▶ [Exercise prompt]
Search the data for the word "type" and copy every line that contains it.

□ □ □ □

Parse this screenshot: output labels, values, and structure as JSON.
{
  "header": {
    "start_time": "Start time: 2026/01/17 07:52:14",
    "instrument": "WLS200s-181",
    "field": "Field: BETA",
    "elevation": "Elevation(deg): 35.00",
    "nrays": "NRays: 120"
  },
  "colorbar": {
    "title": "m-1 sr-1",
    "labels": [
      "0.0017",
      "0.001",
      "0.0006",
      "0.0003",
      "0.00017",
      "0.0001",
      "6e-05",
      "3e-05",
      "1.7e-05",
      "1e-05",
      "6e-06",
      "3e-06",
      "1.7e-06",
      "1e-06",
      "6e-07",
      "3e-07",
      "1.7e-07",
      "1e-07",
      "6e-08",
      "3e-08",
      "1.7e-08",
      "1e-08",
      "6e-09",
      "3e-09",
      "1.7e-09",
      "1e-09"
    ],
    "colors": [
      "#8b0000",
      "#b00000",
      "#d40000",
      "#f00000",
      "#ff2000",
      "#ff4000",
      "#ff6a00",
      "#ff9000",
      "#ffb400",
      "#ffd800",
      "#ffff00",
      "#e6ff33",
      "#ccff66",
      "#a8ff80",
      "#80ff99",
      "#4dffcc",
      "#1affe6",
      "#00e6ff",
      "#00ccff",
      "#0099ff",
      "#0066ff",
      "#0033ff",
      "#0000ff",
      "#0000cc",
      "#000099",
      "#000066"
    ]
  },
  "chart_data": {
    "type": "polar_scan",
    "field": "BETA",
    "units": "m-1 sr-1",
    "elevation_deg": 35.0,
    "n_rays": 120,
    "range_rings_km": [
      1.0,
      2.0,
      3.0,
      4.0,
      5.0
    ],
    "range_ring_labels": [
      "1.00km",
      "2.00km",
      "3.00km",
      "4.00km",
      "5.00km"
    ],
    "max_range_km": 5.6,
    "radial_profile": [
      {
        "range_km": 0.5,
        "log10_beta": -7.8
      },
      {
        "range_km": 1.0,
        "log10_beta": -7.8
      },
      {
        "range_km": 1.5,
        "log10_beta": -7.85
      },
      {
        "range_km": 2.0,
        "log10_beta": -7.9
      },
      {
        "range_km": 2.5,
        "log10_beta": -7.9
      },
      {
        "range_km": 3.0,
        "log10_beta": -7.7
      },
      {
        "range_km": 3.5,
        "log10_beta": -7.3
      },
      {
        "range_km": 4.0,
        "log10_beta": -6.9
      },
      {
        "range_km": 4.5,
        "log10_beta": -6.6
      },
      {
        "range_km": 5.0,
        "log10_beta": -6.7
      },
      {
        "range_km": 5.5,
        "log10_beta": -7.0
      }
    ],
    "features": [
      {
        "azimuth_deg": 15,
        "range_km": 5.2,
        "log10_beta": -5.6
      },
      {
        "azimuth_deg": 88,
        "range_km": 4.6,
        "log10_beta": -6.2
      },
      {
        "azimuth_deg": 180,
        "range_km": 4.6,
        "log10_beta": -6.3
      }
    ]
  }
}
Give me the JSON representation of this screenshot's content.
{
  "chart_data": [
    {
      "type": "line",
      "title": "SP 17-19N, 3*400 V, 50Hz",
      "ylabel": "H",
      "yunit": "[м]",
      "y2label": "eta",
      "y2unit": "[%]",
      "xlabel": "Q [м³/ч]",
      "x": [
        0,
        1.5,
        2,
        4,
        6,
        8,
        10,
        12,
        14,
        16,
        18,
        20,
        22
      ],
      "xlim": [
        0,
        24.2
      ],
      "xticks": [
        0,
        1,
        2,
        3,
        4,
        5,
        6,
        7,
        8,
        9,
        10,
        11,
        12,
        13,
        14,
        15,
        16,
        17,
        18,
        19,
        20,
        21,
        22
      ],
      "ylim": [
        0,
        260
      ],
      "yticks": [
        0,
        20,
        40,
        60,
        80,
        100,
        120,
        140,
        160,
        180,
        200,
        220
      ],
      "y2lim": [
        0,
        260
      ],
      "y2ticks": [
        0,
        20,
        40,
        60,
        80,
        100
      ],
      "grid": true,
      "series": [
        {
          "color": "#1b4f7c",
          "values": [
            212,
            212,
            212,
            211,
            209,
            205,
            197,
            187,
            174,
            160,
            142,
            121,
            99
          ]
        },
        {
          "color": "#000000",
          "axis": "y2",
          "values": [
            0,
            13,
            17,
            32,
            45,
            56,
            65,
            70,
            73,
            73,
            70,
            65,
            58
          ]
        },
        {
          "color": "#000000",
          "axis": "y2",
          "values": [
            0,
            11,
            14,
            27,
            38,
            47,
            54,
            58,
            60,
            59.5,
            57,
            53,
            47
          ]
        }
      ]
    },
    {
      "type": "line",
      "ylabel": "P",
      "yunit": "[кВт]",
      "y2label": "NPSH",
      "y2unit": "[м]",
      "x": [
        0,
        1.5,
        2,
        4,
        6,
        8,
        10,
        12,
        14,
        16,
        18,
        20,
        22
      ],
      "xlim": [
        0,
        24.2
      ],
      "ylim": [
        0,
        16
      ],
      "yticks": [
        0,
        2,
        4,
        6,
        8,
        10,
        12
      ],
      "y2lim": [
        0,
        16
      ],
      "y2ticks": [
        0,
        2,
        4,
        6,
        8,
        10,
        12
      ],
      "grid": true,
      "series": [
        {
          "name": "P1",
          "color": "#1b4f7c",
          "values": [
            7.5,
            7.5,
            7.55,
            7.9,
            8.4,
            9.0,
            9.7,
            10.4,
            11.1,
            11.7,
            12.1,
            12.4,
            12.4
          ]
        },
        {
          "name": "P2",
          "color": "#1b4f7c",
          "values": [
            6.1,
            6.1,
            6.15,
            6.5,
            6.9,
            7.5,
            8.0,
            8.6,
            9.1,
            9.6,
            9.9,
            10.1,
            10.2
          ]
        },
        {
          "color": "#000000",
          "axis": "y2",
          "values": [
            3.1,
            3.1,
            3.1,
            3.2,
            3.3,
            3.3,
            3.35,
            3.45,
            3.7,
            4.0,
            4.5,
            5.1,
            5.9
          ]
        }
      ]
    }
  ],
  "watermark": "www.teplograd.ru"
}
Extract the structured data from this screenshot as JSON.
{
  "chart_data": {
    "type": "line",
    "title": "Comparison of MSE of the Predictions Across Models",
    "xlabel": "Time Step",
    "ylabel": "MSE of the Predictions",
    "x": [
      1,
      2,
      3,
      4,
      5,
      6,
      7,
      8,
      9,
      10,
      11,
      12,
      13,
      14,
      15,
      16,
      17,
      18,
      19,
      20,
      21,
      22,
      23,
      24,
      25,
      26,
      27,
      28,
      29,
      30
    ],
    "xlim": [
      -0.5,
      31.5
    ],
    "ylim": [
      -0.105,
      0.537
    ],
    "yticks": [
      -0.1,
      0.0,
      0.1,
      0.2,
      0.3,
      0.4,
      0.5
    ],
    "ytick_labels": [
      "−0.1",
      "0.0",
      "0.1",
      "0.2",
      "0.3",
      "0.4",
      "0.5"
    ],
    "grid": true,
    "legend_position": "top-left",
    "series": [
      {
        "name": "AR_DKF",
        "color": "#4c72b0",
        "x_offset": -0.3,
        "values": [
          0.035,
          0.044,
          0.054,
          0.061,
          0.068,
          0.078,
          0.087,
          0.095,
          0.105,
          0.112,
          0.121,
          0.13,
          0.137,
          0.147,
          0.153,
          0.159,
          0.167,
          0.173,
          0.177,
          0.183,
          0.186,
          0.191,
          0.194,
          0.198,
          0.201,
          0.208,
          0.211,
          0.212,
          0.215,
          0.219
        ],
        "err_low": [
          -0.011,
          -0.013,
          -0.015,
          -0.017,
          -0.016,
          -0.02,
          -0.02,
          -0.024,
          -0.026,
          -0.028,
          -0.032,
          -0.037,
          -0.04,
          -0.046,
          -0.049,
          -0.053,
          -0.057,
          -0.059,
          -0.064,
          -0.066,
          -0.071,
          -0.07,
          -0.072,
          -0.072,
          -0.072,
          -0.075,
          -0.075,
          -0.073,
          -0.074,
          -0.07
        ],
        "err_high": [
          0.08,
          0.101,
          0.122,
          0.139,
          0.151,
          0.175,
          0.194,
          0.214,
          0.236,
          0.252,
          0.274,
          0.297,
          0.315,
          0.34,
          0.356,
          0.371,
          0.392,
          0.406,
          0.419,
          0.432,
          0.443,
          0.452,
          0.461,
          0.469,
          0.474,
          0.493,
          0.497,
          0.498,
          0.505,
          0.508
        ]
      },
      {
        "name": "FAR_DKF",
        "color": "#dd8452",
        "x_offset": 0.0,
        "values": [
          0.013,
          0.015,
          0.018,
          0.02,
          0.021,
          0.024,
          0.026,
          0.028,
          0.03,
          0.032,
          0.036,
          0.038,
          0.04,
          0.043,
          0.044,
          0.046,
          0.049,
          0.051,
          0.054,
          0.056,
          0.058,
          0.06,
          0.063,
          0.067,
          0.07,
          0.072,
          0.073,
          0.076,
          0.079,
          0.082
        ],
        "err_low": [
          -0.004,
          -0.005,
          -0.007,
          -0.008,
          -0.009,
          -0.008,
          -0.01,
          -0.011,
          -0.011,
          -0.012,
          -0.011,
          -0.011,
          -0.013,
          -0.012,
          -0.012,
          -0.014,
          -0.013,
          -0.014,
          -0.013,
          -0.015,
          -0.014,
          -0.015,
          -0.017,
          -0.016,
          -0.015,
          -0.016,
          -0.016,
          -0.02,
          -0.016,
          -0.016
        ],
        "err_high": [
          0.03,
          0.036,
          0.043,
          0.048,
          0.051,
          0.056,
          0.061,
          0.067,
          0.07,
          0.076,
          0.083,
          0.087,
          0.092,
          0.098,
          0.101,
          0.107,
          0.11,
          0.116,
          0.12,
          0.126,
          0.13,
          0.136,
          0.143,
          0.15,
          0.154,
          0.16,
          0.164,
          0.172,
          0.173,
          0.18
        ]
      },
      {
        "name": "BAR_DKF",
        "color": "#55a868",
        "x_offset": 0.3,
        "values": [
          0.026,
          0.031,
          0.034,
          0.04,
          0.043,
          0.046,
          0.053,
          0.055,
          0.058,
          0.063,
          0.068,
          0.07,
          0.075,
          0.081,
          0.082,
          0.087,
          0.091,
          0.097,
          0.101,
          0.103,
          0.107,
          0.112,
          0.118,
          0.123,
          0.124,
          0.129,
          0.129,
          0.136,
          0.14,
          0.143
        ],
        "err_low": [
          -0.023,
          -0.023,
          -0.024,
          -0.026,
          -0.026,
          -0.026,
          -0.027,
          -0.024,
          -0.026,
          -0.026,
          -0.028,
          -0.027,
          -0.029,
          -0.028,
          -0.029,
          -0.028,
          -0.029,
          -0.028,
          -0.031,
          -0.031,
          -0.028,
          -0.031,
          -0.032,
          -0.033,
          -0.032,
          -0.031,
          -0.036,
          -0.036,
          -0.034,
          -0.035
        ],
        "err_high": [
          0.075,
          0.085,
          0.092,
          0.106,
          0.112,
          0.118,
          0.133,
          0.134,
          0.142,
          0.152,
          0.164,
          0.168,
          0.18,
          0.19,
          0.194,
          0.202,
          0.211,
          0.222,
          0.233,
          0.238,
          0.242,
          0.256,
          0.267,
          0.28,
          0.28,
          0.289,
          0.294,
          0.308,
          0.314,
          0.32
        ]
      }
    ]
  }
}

□ □ □ □

▶ [Task solution]
    "type": "polar_scan",
      "type": "line",
      "type": "line",
    "type": "line",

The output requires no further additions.